— Items —
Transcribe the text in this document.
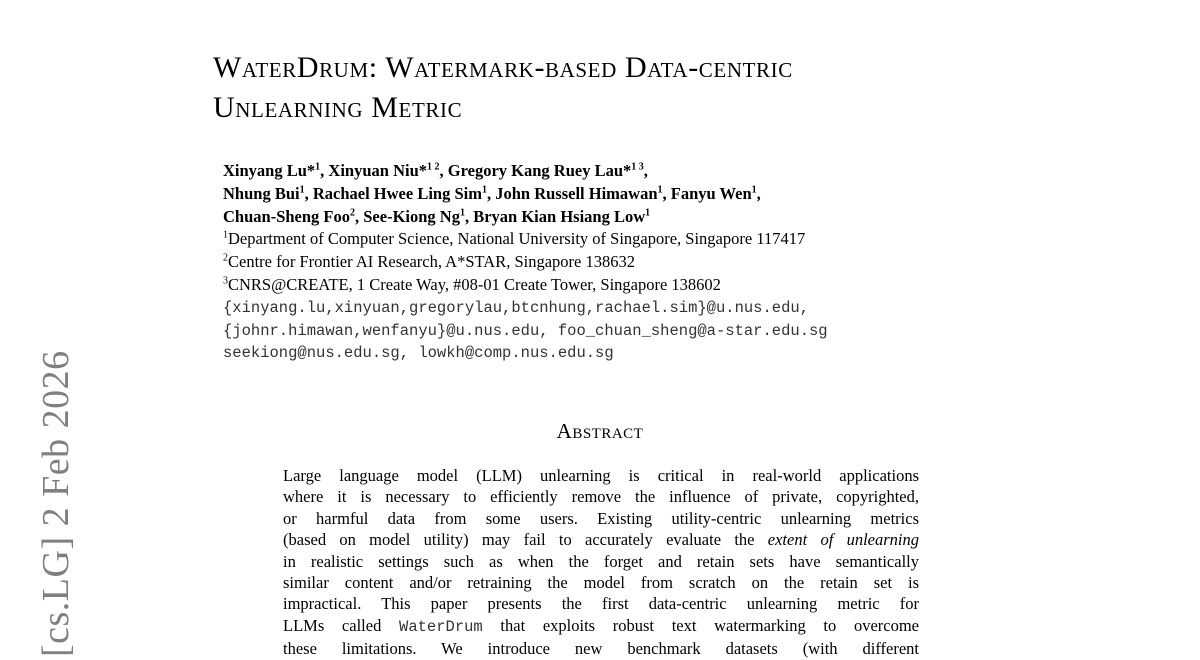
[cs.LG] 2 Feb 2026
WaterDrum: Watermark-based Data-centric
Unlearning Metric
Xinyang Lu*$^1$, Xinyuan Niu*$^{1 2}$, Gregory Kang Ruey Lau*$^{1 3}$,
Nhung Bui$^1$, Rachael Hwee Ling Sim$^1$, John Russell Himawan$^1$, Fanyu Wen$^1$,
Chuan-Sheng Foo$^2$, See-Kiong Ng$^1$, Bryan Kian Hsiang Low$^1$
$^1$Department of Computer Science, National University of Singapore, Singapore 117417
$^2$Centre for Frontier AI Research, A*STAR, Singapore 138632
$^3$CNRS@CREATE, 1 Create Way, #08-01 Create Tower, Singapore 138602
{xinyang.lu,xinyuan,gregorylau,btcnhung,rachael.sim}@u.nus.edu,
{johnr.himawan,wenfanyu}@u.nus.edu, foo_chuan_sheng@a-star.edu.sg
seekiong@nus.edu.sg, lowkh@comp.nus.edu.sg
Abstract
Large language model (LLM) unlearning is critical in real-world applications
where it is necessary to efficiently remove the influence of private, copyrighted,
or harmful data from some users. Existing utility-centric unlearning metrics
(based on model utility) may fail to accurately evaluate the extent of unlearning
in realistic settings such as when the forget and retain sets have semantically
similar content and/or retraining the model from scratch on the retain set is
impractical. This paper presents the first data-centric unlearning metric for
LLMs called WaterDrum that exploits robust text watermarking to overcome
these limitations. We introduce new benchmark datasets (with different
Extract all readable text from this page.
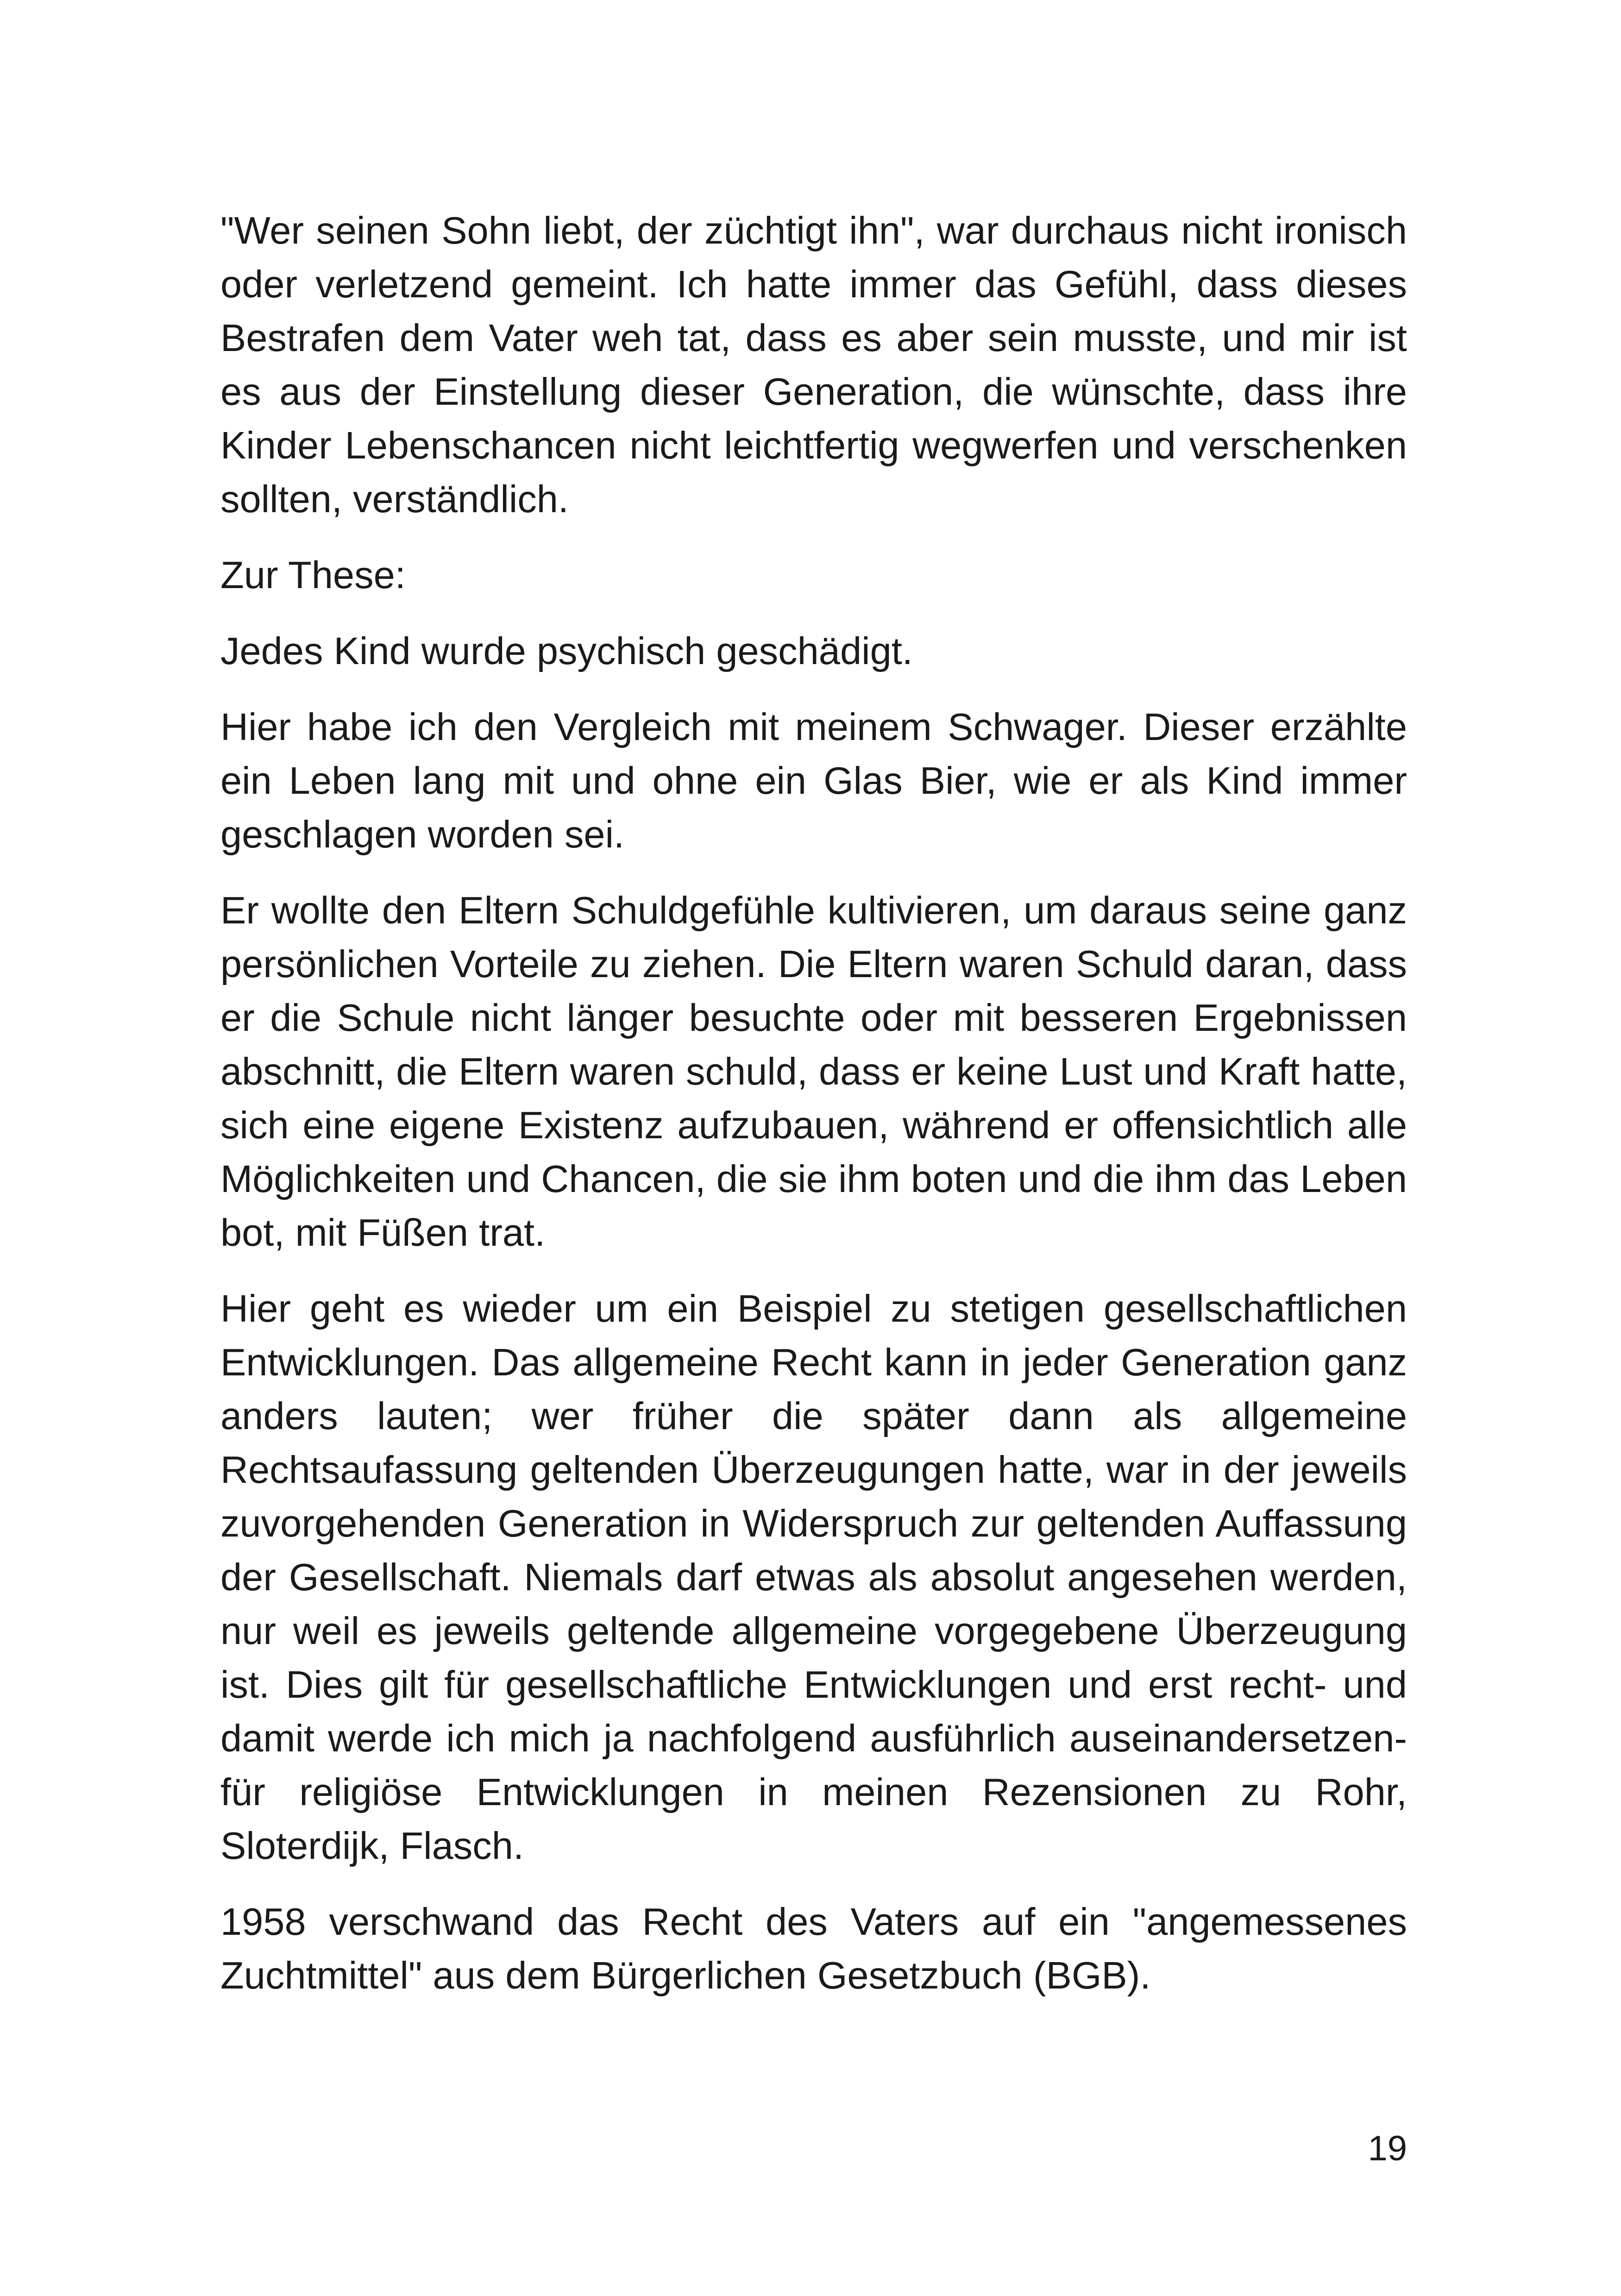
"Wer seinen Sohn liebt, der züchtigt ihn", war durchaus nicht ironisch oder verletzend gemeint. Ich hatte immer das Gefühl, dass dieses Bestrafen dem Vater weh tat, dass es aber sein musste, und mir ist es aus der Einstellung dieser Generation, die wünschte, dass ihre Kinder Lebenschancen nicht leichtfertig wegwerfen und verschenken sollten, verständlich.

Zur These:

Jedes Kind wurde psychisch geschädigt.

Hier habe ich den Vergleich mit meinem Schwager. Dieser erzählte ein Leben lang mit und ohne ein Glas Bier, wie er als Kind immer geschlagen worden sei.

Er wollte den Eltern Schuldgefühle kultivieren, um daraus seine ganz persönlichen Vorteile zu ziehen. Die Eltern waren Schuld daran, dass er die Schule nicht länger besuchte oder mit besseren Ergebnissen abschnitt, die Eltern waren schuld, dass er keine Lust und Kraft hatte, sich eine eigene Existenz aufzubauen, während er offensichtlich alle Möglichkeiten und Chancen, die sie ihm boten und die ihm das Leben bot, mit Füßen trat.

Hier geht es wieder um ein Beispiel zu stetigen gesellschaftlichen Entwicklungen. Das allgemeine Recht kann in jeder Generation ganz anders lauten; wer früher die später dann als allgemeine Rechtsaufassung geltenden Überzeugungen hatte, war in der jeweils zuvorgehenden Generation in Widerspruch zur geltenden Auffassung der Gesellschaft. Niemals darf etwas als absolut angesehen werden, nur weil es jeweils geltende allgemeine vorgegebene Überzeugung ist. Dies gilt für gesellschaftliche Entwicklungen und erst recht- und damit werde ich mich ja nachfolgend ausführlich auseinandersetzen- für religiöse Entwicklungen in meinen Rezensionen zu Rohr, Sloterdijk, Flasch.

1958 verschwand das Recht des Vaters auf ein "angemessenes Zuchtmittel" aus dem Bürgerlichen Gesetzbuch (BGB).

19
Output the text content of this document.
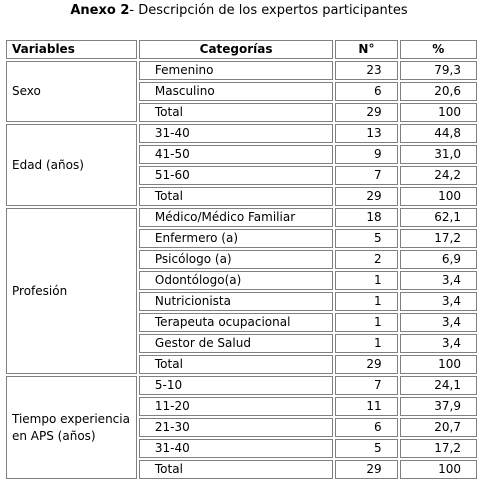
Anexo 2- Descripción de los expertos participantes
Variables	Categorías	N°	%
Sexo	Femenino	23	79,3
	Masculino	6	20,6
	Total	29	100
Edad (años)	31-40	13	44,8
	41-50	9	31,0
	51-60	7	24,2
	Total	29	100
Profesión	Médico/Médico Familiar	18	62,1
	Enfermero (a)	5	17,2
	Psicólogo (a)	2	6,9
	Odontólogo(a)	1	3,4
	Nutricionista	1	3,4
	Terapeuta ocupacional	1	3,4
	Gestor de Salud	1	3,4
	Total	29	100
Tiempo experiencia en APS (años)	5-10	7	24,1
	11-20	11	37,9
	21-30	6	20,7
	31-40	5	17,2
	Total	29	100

— Problem description —
From the data, pick out every line that includes "text".

— Complete answer —
Transcribe the text in this document.
LLMs called WaterDrum that exploits robust text watermarking to overcome
Extract all readable text from this page.
Output the text content of this document.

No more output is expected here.